Filter the records below and copy every line containing the word "phát".

# TASK MATERIAL:

* begin *

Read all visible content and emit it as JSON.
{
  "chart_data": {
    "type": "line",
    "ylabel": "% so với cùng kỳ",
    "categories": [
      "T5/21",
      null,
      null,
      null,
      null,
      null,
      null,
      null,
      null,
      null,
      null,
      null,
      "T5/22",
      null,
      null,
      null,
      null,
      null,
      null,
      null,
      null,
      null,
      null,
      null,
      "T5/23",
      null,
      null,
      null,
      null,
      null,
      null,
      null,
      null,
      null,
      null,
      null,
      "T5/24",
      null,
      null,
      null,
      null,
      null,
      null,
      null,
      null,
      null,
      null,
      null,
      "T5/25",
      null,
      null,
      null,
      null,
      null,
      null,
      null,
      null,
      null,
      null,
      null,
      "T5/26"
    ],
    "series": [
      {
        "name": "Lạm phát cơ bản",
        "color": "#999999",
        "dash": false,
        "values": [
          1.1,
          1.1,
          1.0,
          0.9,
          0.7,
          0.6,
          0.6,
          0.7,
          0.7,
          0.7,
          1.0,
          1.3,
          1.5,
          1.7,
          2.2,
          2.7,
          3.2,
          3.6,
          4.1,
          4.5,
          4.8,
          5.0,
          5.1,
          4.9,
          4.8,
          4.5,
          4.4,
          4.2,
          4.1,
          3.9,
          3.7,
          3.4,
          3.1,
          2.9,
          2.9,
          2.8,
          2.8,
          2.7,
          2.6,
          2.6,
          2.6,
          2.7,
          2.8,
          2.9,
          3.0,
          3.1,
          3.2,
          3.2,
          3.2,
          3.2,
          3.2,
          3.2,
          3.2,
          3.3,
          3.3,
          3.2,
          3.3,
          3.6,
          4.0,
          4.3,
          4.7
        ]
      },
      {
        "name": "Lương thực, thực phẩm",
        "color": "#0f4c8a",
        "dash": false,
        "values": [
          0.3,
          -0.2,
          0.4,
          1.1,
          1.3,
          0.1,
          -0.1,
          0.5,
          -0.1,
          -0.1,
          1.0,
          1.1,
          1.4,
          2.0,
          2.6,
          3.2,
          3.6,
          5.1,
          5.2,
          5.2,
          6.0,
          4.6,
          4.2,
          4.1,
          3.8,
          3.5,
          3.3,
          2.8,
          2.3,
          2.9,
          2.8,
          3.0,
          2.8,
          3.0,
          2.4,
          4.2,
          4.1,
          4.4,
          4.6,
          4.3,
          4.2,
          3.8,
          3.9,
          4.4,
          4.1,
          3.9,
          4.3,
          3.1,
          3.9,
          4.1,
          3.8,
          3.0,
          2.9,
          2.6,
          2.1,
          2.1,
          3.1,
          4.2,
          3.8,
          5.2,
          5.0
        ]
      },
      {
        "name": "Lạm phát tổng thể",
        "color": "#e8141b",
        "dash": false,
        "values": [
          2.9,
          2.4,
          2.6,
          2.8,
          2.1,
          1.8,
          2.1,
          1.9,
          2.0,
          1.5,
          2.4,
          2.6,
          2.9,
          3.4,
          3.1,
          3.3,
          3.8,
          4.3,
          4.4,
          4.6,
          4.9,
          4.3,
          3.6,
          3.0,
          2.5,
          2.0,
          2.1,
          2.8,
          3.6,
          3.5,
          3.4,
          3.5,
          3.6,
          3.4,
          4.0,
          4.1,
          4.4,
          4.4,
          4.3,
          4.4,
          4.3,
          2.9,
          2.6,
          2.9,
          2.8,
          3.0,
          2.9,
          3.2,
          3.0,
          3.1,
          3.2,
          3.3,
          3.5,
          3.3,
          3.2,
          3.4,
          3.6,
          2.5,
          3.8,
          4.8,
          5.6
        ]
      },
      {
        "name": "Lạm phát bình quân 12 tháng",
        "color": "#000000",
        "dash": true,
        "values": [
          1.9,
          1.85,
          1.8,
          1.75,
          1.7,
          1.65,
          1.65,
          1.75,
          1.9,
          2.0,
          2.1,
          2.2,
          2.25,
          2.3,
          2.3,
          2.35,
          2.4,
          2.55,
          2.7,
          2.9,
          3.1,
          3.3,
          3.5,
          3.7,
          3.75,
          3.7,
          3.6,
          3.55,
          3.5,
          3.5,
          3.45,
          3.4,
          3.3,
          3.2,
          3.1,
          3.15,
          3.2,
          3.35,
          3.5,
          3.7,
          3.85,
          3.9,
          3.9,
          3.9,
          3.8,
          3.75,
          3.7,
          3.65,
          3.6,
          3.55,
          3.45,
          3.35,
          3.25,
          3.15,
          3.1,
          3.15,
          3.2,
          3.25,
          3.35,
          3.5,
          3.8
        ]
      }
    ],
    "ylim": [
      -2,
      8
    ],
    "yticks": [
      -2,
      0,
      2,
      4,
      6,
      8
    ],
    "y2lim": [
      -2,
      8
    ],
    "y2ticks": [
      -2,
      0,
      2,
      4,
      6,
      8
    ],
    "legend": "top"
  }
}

* end *
* begin *

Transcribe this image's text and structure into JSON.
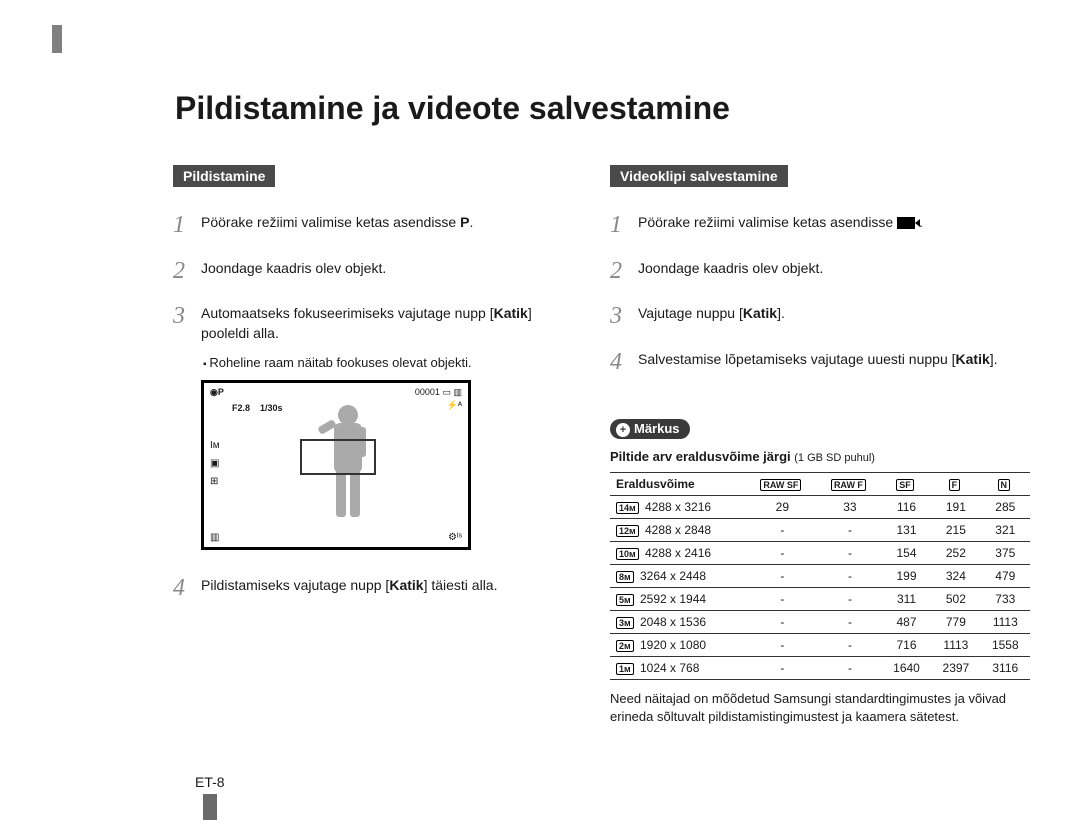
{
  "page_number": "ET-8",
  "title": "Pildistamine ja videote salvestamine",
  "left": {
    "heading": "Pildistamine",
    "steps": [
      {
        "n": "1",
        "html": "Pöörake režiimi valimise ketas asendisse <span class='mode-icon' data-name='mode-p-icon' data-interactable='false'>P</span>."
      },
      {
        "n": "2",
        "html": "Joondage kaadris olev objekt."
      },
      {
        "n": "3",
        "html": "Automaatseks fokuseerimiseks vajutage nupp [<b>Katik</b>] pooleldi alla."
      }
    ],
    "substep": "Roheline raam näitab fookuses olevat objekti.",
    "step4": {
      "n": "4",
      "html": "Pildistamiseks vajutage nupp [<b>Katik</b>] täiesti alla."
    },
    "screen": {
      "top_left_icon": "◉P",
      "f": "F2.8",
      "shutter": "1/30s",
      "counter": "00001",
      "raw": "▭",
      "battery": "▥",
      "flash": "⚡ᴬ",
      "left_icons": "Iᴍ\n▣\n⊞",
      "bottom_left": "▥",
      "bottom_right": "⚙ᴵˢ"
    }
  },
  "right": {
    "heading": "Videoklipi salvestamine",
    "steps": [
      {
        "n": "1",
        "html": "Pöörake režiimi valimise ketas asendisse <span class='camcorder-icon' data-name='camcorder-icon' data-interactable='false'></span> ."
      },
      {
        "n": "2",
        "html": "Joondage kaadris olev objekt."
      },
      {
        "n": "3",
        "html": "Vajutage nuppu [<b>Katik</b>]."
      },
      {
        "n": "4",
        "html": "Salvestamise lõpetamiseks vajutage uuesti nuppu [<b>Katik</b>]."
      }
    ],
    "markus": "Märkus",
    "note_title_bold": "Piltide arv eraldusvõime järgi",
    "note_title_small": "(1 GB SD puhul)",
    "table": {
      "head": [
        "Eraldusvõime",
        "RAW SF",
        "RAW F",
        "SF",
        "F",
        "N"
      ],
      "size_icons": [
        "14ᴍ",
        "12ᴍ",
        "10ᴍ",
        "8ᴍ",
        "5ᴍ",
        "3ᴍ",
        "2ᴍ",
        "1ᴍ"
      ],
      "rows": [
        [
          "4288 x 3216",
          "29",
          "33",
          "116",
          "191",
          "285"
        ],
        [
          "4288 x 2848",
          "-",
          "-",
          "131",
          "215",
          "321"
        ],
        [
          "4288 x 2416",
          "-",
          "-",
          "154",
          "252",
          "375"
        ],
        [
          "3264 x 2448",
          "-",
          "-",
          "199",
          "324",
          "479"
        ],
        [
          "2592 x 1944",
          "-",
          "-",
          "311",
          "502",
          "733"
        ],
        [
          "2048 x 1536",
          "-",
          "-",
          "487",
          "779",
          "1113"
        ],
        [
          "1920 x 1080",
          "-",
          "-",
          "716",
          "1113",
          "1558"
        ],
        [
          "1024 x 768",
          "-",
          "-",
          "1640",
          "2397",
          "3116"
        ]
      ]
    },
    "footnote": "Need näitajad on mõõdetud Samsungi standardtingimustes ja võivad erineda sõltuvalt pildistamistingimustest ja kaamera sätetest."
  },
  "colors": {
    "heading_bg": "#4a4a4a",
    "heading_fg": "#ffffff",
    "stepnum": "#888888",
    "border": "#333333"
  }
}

* end *
* begin *

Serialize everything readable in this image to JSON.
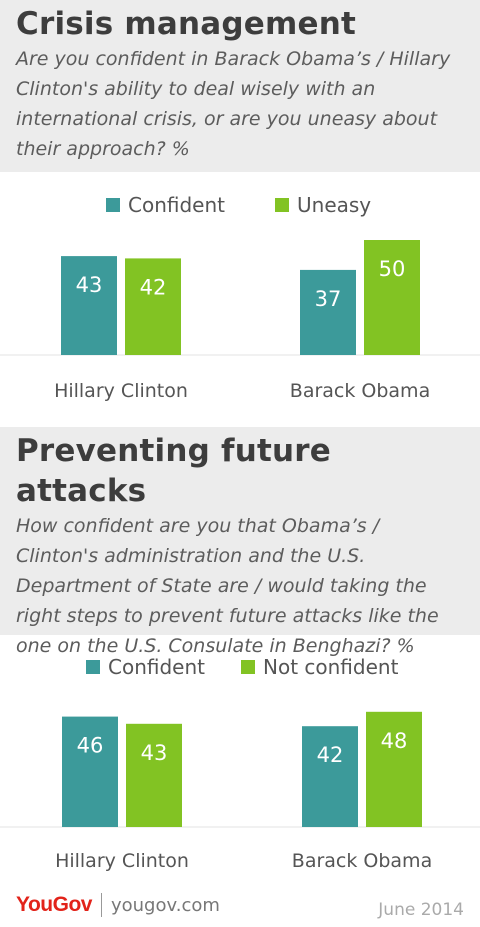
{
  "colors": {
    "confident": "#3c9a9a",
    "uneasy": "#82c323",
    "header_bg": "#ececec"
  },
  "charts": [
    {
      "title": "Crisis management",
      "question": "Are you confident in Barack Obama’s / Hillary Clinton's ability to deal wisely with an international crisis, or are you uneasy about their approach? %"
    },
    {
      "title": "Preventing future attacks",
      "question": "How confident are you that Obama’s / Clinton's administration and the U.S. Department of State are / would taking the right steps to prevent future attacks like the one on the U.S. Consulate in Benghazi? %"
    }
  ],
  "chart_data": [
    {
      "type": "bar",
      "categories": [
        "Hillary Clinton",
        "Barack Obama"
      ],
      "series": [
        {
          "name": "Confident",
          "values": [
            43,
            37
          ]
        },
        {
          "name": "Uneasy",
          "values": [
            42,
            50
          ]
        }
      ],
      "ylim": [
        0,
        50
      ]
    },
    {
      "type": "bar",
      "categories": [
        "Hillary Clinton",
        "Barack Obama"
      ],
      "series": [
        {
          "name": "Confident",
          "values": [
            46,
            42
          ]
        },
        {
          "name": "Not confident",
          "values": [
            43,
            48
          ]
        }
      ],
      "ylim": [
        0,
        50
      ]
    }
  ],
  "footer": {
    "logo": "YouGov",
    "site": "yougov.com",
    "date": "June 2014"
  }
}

* end *

# SOLUTION TO THIS PROBLEM:
        "name": "Lạm phát cơ bản",
        "name": "Lạm phát tổng thể",
        "name": "Lạm phát bình quân 12 tháng",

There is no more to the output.